⟨

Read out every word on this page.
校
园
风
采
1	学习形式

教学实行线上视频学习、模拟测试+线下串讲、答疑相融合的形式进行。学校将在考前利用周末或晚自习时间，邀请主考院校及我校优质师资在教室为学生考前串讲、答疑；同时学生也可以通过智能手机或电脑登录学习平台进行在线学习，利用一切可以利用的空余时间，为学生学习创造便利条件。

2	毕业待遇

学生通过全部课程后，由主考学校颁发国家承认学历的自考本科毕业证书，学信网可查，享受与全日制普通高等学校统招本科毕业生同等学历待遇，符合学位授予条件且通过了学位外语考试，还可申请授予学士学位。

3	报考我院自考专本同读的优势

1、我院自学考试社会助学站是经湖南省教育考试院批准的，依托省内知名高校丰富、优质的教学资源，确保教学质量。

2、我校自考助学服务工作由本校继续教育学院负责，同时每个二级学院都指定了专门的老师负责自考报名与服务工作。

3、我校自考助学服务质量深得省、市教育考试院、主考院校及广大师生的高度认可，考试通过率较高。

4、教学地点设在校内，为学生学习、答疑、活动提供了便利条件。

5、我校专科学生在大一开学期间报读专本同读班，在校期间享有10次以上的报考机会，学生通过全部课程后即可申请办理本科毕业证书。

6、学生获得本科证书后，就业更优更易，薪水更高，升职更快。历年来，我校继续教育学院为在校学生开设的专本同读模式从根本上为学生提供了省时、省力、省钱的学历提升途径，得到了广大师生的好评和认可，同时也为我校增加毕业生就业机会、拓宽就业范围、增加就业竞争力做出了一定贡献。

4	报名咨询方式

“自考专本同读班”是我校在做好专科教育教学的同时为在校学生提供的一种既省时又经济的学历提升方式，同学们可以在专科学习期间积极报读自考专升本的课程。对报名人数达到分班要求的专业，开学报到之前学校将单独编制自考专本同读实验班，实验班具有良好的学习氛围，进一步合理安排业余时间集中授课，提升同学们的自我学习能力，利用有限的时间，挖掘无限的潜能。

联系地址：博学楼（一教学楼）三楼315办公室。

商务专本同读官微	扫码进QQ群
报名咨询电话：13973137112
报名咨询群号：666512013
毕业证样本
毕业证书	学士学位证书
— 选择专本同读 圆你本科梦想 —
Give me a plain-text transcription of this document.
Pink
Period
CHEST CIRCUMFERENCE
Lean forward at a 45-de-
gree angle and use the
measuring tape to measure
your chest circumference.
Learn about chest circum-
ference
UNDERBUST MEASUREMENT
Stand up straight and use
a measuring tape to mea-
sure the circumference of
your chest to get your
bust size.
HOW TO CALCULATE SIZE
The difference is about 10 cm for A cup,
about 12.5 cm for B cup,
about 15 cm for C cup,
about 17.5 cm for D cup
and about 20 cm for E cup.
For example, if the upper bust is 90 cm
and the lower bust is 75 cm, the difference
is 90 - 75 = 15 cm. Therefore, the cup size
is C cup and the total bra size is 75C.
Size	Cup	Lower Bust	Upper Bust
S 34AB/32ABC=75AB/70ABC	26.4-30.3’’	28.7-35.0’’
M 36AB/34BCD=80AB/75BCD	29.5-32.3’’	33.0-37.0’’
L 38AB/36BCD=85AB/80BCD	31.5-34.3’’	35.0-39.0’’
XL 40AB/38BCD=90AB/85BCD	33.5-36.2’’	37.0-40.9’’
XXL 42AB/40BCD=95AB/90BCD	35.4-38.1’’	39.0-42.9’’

⟩

WHAT YOU SHOULD DO: Each entry above is to be set down again in exactly the same words.

FULL OUTPUT:
Read out every word on this page.
校
园
风
采
1	学习形式

教学实行线上视频学习、模拟测试+线下串讲、答疑相融合的形式进行。学校将在考前利用周末或晚自习时间，邀请主考院校及我校优质师资在教室为学生考前串讲、答疑；同时学生也可以通过智能手机或电脑登录学习平台进行在线学习，利用一切可以利用的空余时间，为学生学习创造便利条件。

2	毕业待遇

学生通过全部课程后，由主考学校颁发国家承认学历的自考本科毕业证书，学信网可查，享受与全日制普通高等学校统招本科毕业生同等学历待遇，符合学位授予条件且通过了学位外语考试，还可申请授予学士学位。

3	报考我院自考专本同读的优势

1、我院自学考试社会助学站是经湖南省教育考试院批准的，依托省内知名高校丰富、优质的教学资源，确保教学质量。

2、我校自考助学服务工作由本校继续教育学院负责，同时每个二级学院都指定了专门的老师负责自考报名与服务工作。

3、我校自考助学服务质量深得省、市教育考试院、主考院校及广大师生的高度认可，考试通过率较高。

4、教学地点设在校内，为学生学习、答疑、活动提供了便利条件。

5、我校专科学生在大一开学期间报读专本同读班，在校期间享有10次以上的报考机会，学生通过全部课程后即可申请办理本科毕业证书。

6、学生获得本科证书后，就业更优更易，薪水更高，升职更快。历年来，我校继续教育学院为在校学生开设的专本同读模式从根本上为学生提供了省时、省力、省钱的学历提升途径，得到了广大师生的好评和认可，同时也为我校增加毕业生就业机会、拓宽就业范围、增加就业竞争力做出了一定贡献。

4	报名咨询方式

“自考专本同读班”是我校在做好专科教育教学的同时为在校学生提供的一种既省时又经济的学历提升方式，同学们可以在专科学习期间积极报读自考专升本的课程。对报名人数达到分班要求的专业，开学报到之前学校将单独编制自考专本同读实验班，实验班具有良好的学习氛围，进一步合理安排业余时间集中授课，提升同学们的自我学习能力，利用有限的时间，挖掘无限的潜能。

联系地址：博学楼（一教学楼）三楼315办公室。

商务专本同读官微	扫码进QQ群
报名咨询电话：13973137112
报名咨询群号：666512013
毕业证样本
毕业证书	学士学位证书
— 选择专本同读 圆你本科梦想 —
Give me a plain-text transcription of this document.
Pink
Period
CHEST CIRCUMFERENCE
Lean forward at a 45-de-
gree angle and use the
measuring tape to measure
your chest circumference.
Learn about chest circum-
ference
UNDERBUST MEASUREMENT
Stand up straight and use
a measuring tape to mea-
sure the circumference of
your chest to get your
bust size.
HOW TO CALCULATE SIZE
The difference is about 10 cm for A cup,
about 12.5 cm for B cup,
about 15 cm for C cup,
about 17.5 cm for D cup
and about 20 cm for E cup.
For example, if the upper bust is 90 cm
and the lower bust is 75 cm, the difference
is 90 - 75 = 15 cm. Therefore, the cup size
is C cup and the total bra size is 75C.
Size	Cup	Lower Bust	Upper Bust
S 34AB/32ABC=75AB/70ABC	26.4-30.3’’	28.7-35.0’’
M 36AB/34BCD=80AB/75BCD	29.5-32.3’’	33.0-37.0’’
L 38AB/36BCD=85AB/80BCD	31.5-34.3’’	35.0-39.0’’
XL 40AB/38BCD=90AB/85BCD	33.5-36.2’’	37.0-40.9’’
XXL 42AB/40BCD=95AB/90BCD	35.4-38.1’’	39.0-42.9’’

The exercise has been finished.